EXERCISE TASK: Can you give all the records again without altering a single character?

[Data items]
::::::

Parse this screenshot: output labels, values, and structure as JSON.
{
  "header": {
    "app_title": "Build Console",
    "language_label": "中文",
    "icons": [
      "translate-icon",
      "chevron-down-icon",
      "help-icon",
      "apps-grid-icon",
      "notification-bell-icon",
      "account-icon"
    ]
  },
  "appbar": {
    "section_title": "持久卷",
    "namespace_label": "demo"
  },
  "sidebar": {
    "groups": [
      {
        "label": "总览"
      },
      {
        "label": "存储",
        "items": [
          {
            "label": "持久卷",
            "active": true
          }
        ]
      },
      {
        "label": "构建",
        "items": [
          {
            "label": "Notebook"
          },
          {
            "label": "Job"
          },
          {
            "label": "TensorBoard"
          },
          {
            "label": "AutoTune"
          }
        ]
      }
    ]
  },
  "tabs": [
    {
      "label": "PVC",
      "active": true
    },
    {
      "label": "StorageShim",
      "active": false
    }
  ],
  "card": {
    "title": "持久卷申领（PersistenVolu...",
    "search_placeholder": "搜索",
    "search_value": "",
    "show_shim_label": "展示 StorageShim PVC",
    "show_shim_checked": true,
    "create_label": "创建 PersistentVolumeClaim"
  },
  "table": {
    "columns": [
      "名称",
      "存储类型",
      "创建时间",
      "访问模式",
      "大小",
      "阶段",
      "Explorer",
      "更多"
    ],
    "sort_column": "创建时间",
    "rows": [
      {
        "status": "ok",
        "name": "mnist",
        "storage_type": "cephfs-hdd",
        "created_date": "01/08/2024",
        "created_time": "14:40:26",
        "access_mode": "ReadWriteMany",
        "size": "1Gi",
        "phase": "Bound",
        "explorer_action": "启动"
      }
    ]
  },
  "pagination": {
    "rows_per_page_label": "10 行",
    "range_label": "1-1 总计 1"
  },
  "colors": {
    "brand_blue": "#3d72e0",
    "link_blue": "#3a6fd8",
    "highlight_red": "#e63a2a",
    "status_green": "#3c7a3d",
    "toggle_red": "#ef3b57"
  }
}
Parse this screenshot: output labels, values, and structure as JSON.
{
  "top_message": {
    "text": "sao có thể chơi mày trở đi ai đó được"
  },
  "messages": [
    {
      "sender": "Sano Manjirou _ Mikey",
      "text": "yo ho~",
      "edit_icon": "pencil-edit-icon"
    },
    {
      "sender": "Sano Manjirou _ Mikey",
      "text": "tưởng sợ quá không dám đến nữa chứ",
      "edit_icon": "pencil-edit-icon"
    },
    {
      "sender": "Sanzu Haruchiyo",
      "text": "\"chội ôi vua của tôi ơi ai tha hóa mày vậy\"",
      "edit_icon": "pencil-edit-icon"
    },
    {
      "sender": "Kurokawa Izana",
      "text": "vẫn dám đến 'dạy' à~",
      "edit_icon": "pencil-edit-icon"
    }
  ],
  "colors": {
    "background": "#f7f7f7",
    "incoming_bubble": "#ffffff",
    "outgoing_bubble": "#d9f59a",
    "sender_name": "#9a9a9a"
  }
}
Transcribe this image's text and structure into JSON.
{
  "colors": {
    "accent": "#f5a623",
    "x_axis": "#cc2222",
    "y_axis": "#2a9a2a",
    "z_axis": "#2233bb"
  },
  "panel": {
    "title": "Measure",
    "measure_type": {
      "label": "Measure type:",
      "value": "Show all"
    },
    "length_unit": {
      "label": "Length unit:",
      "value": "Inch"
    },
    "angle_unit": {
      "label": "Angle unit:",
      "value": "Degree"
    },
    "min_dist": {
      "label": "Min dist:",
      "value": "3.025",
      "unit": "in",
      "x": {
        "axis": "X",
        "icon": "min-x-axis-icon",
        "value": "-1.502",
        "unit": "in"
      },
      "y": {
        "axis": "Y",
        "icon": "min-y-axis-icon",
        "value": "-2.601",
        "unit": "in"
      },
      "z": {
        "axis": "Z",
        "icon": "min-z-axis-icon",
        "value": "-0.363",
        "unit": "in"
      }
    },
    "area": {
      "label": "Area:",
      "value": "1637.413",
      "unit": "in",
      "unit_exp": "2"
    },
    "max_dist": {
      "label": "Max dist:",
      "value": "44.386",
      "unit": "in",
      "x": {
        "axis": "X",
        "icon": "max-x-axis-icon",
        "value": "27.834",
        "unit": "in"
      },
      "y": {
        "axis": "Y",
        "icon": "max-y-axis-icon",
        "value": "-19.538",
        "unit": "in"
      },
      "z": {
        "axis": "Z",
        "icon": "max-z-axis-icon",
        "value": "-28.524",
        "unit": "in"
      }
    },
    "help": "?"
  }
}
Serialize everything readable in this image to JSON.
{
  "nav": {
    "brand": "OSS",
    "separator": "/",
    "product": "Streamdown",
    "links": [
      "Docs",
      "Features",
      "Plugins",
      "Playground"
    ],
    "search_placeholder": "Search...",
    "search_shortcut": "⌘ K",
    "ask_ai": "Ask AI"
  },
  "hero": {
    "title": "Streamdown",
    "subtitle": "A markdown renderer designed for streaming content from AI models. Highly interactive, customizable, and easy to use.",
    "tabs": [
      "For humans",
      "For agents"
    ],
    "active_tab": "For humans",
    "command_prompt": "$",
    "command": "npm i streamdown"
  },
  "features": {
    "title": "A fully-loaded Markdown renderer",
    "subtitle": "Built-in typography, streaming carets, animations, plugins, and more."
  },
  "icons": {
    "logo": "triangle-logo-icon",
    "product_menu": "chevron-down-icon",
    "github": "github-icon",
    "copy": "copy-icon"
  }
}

::::::

SOLVED EXERCISE:
Parse this screenshot: output labels, values, and structure as JSON.
{
  "header": {
    "app_title": "Build Console",
    "language_label": "中文",
    "icons": [
      "translate-icon",
      "chevron-down-icon",
      "help-icon",
      "apps-grid-icon",
      "notification-bell-icon",
      "account-icon"
    ]
  },
  "appbar": {
    "section_title": "持久卷",
    "namespace_label": "demo"
  },
  "sidebar": {
    "groups": [
      {
        "label": "总览"
      },
      {
        "label": "存储",
        "items": [
          {
            "label": "持久卷",
            "active": true
          }
        ]
      },
      {
        "label": "构建",
        "items": [
          {
            "label": "Notebook"
          },
          {
            "label": "Job"
          },
          {
            "label": "TensorBoard"
          },
          {
            "label": "AutoTune"
          }
        ]
      }
    ]
  },
  "tabs": [
    {
      "label": "PVC",
      "active": true
    },
    {
      "label": "StorageShim",
      "active": false
    }
  ],
  "card": {
    "title": "持久卷申领（PersistenVolu...",
    "search_placeholder": "搜索",
    "search_value": "",
    "show_shim_label": "展示 StorageShim PVC",
    "show_shim_checked": true,
    "create_label": "创建 PersistentVolumeClaim"
  },
  "table": {
    "columns": [
      "名称",
      "存储类型",
      "创建时间",
      "访问模式",
      "大小",
      "阶段",
      "Explorer",
      "更多"
    ],
    "sort_column": "创建时间",
    "rows": [
      {
        "status": "ok",
        "name": "mnist",
        "storage_type": "cephfs-hdd",
        "created_date": "01/08/2024",
        "created_time": "14:40:26",
        "access_mode": "ReadWriteMany",
        "size": "1Gi",
        "phase": "Bound",
        "explorer_action": "启动"
      }
    ]
  },
  "pagination": {
    "rows_per_page_label": "10 行",
    "range_label": "1-1 总计 1"
  },
  "colors": {
    "brand_blue": "#3d72e0",
    "link_blue": "#3a6fd8",
    "highlight_red": "#e63a2a",
    "status_green": "#3c7a3d",
    "toggle_red": "#ef3b57"
  }
}
Parse this screenshot: output labels, values, and structure as JSON.
{
  "top_message": {
    "text": "sao có thể chơi mày trở đi ai đó được"
  },
  "messages": [
    {
      "sender": "Sano Manjirou _ Mikey",
      "text": "yo ho~",
      "edit_icon": "pencil-edit-icon"
    },
    {
      "sender": "Sano Manjirou _ Mikey",
      "text": "tưởng sợ quá không dám đến nữa chứ",
      "edit_icon": "pencil-edit-icon"
    },
    {
      "sender": "Sanzu Haruchiyo",
      "text": "\"chội ôi vua của tôi ơi ai tha hóa mày vậy\"",
      "edit_icon": "pencil-edit-icon"
    },
    {
      "sender": "Kurokawa Izana",
      "text": "vẫn dám đến 'dạy' à~",
      "edit_icon": "pencil-edit-icon"
    }
  ],
  "colors": {
    "background": "#f7f7f7",
    "incoming_bubble": "#ffffff",
    "outgoing_bubble": "#d9f59a",
    "sender_name": "#9a9a9a"
  }
}
Transcribe this image's text and structure into JSON.
{
  "colors": {
    "accent": "#f5a623",
    "x_axis": "#cc2222",
    "y_axis": "#2a9a2a",
    "z_axis": "#2233bb"
  },
  "panel": {
    "title": "Measure",
    "measure_type": {
      "label": "Measure type:",
      "value": "Show all"
    },
    "length_unit": {
      "label": "Length unit:",
      "value": "Inch"
    },
    "angle_unit": {
      "label": "Angle unit:",
      "value": "Degree"
    },
    "min_dist": {
      "label": "Min dist:",
      "value": "3.025",
      "unit": "in",
      "x": {
        "axis": "X",
        "icon": "min-x-axis-icon",
        "value": "-1.502",
        "unit": "in"
      },
      "y": {
        "axis": "Y",
        "icon": "min-y-axis-icon",
        "value": "-2.601",
        "unit": "in"
      },
      "z": {
        "axis": "Z",
        "icon": "min-z-axis-icon",
        "value": "-0.363",
        "unit": "in"
      }
    },
    "area": {
      "label": "Area:",
      "value": "1637.413",
      "unit": "in",
      "unit_exp": "2"
    },
    "max_dist": {
      "label": "Max dist:",
      "value": "44.386",
      "unit": "in",
      "x": {
        "axis": "X",
        "icon": "max-x-axis-icon",
        "value": "27.834",
        "unit": "in"
      },
      "y": {
        "axis": "Y",
        "icon": "max-y-axis-icon",
        "value": "-19.538",
        "unit": "in"
      },
      "z": {
        "axis": "Z",
        "icon": "max-z-axis-icon",
        "value": "-28.524",
        "unit": "in"
      }
    },
    "help": "?"
  }
}
Serialize everything readable in this image to JSON.
{
  "nav": {
    "brand": "OSS",
    "separator": "/",
    "product": "Streamdown",
    "links": [
      "Docs",
      "Features",
      "Plugins",
      "Playground"
    ],
    "search_placeholder": "Search...",
    "search_shortcut": "⌘ K",
    "ask_ai": "Ask AI"
  },
  "hero": {
    "title": "Streamdown",
    "subtitle": "A markdown renderer designed for streaming content from AI models. Highly interactive, customizable, and easy to use.",
    "tabs": [
      "For humans",
      "For agents"
    ],
    "active_tab": "For humans",
    "command_prompt": "$",
    "command": "npm i streamdown"
  },
  "features": {
    "title": "A fully-loaded Markdown renderer",
    "subtitle": "Built-in typography, streaming carets, animations, plugins, and more."
  },
  "icons": {
    "logo": "triangle-logo-icon",
    "product_menu": "chevron-down-icon",
    "github": "github-icon",
    "copy": "copy-icon"
  }
}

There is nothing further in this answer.